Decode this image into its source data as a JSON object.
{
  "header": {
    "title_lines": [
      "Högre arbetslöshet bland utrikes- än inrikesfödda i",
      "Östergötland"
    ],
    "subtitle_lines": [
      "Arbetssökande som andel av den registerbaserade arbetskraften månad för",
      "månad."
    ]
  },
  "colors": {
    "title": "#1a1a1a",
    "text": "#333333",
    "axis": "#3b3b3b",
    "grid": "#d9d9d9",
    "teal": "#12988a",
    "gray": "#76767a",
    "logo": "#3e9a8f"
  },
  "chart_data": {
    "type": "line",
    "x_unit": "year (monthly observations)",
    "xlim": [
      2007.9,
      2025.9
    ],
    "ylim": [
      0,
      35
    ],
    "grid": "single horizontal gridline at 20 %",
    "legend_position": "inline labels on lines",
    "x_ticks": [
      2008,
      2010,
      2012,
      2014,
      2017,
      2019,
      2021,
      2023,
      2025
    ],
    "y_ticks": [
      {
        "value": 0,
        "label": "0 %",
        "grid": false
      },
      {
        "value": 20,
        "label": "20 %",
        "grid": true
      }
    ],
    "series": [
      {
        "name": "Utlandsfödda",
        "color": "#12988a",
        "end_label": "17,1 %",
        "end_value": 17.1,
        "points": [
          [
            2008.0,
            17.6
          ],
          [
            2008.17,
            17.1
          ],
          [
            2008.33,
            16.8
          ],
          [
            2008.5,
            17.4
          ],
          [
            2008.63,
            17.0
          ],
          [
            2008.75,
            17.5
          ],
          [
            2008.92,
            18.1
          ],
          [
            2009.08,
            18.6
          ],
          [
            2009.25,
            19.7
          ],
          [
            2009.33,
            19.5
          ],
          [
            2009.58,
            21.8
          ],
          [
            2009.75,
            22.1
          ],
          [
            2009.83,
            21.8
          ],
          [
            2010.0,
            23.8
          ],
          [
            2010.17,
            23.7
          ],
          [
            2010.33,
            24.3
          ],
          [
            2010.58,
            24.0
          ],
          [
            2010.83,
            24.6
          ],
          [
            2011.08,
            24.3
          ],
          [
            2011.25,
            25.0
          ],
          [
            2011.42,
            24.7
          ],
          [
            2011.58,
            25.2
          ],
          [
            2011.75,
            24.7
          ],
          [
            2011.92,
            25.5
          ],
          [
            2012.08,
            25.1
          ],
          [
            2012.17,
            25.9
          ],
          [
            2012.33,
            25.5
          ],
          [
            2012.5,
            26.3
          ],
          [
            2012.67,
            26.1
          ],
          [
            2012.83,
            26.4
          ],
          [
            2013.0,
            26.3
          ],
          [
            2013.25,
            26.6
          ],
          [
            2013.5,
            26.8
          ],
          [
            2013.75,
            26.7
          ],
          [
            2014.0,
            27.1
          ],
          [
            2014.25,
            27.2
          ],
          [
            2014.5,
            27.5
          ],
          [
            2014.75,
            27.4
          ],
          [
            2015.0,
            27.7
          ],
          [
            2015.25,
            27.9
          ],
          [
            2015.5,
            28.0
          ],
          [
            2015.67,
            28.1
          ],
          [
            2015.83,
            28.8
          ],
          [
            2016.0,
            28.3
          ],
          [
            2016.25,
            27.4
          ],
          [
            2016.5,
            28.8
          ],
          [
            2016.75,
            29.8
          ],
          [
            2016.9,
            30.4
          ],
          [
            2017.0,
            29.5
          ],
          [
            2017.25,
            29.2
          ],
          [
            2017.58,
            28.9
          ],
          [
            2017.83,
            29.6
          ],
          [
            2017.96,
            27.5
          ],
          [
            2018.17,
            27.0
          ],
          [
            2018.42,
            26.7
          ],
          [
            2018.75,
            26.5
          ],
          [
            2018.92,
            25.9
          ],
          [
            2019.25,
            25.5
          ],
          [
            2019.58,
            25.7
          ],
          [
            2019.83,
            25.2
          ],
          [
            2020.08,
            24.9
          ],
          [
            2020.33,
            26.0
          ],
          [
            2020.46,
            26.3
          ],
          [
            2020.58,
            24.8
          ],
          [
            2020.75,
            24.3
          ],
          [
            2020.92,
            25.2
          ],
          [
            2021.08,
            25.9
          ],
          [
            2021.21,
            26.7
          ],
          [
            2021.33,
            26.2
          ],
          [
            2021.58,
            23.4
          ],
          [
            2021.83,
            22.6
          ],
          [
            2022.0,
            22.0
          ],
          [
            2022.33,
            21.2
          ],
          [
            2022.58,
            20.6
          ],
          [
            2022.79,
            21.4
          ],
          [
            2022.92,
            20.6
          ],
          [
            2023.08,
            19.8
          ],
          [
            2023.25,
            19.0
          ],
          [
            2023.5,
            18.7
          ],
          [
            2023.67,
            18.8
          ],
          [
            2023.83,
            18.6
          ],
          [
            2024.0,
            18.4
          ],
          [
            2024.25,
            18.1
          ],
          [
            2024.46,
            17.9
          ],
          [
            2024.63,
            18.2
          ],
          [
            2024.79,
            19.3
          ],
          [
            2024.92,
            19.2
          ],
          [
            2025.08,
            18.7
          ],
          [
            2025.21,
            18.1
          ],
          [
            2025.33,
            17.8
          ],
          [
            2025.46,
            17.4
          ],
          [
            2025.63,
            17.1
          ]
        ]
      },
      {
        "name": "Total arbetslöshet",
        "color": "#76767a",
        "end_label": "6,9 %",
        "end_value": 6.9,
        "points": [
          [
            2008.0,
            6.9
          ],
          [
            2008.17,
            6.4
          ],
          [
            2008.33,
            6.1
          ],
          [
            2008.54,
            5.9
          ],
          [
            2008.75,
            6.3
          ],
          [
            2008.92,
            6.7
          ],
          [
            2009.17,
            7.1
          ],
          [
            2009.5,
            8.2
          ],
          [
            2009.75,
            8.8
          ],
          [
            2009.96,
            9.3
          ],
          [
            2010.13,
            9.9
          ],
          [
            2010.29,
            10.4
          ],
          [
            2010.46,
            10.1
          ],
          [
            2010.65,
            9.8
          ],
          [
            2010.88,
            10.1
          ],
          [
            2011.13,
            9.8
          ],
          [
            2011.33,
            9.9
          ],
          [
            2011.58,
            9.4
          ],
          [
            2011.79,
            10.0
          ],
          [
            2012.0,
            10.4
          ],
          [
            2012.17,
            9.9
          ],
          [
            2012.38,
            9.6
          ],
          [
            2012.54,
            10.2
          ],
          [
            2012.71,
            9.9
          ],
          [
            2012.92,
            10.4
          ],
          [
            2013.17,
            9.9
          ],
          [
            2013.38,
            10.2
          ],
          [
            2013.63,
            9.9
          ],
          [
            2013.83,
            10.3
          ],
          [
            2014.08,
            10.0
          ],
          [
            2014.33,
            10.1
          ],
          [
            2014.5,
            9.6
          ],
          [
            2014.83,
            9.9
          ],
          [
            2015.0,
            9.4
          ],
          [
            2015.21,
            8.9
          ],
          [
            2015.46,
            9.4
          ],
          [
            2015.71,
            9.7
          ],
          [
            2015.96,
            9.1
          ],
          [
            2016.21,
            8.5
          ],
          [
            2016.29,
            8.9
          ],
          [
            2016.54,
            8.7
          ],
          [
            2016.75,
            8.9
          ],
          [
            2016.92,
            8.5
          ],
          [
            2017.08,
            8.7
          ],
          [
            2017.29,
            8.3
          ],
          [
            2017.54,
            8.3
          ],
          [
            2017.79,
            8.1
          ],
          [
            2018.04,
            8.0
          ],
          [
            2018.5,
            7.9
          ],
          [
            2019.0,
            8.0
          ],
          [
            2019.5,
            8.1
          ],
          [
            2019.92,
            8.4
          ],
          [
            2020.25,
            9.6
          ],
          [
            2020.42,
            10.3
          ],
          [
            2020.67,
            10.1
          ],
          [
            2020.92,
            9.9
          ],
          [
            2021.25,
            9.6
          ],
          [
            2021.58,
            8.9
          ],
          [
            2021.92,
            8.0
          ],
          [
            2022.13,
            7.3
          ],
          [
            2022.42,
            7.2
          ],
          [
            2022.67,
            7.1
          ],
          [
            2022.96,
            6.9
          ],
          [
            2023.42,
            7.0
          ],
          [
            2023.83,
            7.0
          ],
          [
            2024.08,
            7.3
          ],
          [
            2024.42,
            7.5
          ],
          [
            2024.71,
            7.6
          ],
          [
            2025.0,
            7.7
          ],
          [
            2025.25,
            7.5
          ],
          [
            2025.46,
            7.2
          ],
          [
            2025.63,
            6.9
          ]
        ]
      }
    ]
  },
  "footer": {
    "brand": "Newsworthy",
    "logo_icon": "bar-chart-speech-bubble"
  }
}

* _Exercise goal_: Take every line that includes the string "grid" and copy it.

* _Solution for this task_:
    "grid": "#d9d9d9",
    "grid": "single horizontal gridline at 20 %",
        "grid": false
        "grid": true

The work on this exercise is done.